### Trecho do documento
▶

REFLEXÃO III
29 de março –
Paixão do Senhor
Por
Maicon André Malacarne*
A cruz de Jesus é a hora da
glória!
I.
INTRODUÇÃO
GERAL
“A
condição humana é a paixão de Cristo”, escreveu Clarice Lispector na sua
obra A paixão segundo G. H. Toda
paixão vem acompanhada de sofrimento! Na cruz de Jesus Cristo se encontra a dor
daquele que “amou até o fim” (Jo 13,1), com a dor de toda a humanidade. Cruz e
crucificado, cruzes e crucificados são a gramática desta liturgia, mergulhada
no silêncio, na ausência, no trauma das vítimas.
Quando tudo parece
ter fim, a profecia de Isaías e a carta aos Hebreus, com fios de sofrimento,
ajudam a tecer um feixe de luz: “Ei-lo, o meu servo será bem-sucedido; sua
ascensão será ao mais alto grau” (Is 52,13); “Cristo, nos dias de sua vida
terrestre, dirigiu preces e súplicas, com forte clamor e lágrimas, àquele que
era capaz de salvá-lo da morte. E foi atendido, por causa da sua entrega a
Deus” (Hb 5,7). Se a paixão de Cristo nos fere profundamente, a cruz revela uma
novidade infinitamente maior, pois consiste na “hora da glória”.
II.
COMENTÁRIO
DOS TEXTOS BÍBLICOS
1.
I leitura (Is 52,13-53,12)

◀

### Linhas fornecidas

▶

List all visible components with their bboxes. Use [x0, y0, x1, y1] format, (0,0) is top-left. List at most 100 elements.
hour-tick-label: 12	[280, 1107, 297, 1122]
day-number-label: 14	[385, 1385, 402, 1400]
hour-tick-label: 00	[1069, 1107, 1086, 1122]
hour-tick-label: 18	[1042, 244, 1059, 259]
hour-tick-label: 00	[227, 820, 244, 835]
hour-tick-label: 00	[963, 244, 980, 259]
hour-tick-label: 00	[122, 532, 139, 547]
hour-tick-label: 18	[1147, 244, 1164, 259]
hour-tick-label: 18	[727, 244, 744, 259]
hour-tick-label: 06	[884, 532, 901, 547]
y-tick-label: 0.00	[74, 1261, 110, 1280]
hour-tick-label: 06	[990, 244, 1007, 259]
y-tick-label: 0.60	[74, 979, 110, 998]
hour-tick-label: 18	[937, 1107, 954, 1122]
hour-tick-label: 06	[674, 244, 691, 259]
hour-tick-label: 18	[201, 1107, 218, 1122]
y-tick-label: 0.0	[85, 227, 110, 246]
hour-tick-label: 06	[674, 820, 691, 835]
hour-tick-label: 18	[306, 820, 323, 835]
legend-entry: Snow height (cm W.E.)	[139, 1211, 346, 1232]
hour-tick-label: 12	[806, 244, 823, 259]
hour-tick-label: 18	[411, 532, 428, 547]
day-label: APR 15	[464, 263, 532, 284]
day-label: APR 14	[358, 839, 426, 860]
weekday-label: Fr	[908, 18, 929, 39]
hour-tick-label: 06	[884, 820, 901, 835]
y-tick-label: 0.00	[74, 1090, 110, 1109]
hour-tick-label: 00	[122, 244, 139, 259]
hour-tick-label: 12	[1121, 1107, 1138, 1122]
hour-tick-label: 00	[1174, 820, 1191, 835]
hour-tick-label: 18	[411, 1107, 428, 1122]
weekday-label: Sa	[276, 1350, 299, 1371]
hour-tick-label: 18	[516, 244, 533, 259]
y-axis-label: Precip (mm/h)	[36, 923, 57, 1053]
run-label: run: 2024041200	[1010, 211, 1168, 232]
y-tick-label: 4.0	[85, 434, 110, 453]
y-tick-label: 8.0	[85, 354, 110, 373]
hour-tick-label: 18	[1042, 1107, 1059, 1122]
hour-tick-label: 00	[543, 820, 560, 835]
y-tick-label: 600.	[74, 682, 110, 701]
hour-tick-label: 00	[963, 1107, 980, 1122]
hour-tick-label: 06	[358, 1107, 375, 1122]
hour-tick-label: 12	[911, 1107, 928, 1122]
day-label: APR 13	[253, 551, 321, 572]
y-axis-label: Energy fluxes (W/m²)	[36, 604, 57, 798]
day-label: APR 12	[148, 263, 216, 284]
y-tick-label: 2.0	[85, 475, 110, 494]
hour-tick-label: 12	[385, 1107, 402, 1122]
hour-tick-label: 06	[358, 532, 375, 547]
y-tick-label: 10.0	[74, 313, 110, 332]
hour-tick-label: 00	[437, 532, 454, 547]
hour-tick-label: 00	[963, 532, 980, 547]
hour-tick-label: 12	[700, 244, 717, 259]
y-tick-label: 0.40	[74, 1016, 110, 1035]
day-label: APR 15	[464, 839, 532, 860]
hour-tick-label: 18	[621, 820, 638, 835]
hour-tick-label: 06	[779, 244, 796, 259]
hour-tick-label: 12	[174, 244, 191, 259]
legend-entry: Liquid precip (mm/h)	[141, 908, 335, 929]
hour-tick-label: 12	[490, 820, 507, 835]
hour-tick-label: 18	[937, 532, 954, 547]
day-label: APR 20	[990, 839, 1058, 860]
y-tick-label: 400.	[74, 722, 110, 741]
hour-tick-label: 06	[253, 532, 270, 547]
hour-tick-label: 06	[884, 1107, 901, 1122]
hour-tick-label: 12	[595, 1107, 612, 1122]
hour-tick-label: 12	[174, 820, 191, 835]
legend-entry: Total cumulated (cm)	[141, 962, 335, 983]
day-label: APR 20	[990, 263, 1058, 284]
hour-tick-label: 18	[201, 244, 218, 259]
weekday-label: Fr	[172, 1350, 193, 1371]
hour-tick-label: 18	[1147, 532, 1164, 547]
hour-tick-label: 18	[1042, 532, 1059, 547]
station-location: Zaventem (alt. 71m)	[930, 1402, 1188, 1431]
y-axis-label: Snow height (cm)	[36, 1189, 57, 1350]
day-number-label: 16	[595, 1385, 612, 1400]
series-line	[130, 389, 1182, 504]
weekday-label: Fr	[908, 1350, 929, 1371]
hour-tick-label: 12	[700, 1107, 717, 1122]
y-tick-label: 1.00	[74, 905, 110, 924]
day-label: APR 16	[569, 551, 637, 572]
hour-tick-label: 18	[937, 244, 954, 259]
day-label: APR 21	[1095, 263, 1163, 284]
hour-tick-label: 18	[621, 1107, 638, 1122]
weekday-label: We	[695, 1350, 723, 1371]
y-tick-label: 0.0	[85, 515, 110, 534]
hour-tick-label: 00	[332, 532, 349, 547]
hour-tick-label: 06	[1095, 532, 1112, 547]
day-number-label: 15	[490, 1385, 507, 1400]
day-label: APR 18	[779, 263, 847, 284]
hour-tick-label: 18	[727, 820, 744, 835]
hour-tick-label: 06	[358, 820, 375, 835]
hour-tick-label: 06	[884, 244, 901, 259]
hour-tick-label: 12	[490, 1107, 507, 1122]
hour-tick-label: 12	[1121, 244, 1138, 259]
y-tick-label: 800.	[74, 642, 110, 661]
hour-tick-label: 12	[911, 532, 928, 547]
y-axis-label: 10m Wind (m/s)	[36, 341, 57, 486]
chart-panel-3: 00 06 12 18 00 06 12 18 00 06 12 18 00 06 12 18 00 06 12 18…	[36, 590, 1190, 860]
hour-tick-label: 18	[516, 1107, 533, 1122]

◀

### Objetivo A
Segundo a reflexão sobre a Paixão do Senhor, em qual obra Clarice Lispector escreveu a frase citada na introdução?
### Objetivo B
Retorne, sem nenhuma alteração, o trecho da reflexão sobre a Paixão do Senhor que vai de "Quando tudo parece" até "leitura (Is 52,13-53,12)".
### Objetivo C
Dê continuidade à reflexão sobre a Paixão do Senhor, começando logo após a última linha apresentada.

### Resultado final A
Na obra A paixão segundo G. H.

### Resultado final B
Quando tudo parece
ter fim, a profecia de Isaías e a carta aos Hebreus, com fios de sofrimento,
ajudam a tecer um feixe de luz: “Ei-lo, o meu servo será bem-sucedido; sua
ascensão será ao mais alto grau” (Is 52,13); “Cristo, nos dias de sua vida
terrestre, dirigiu preces e súplicas, com forte clamor e lágrimas, àquele que
era capaz de salvá-lo da morte. E foi atendido, por causa da sua entrega a
Deus” (Hb 5,7). Se a paixão de Cristo nos fere profundamente, a cruz revela uma
novidade infinitamente maior, pois consiste na “hora da glória”.
II.
COMENTÁRIO
DOS TEXTOS BÍBLICOS
1.
I leitura (Is 52,13-53,12)

### Resultado final C
Isaías desenha o
quadro do misterioso Servo de Javé, também chamado de Servo sofredor. Trata-se
do quarto poema. A dificuldade de descobrir a identidade desse personagem abre
a possibilidade de lê-lo à luz do sofrimento do povo.
A leitura é aberta
com um oráculo pronunciado por Javé a respeito do Servo: “tão desfigurado ele
estava, que não parecia ser um homem” (53,14). Segue-se uma espécie de
lamentação das pessoas ao seu respeito: “Foi maltratado e submeteu-se, não
abriu a boca; como cordeiro levado ao matadouro ou como ovelha diante dos que a
tosquiam, ele não abriu a boca” (53,7). Por fim, Javé anuncia a glorificação:
“sendo contado como um malfeitor; ele, na verdade, resgatava o pecado de todos
e intercedia em favor dos pecadores” (53,12).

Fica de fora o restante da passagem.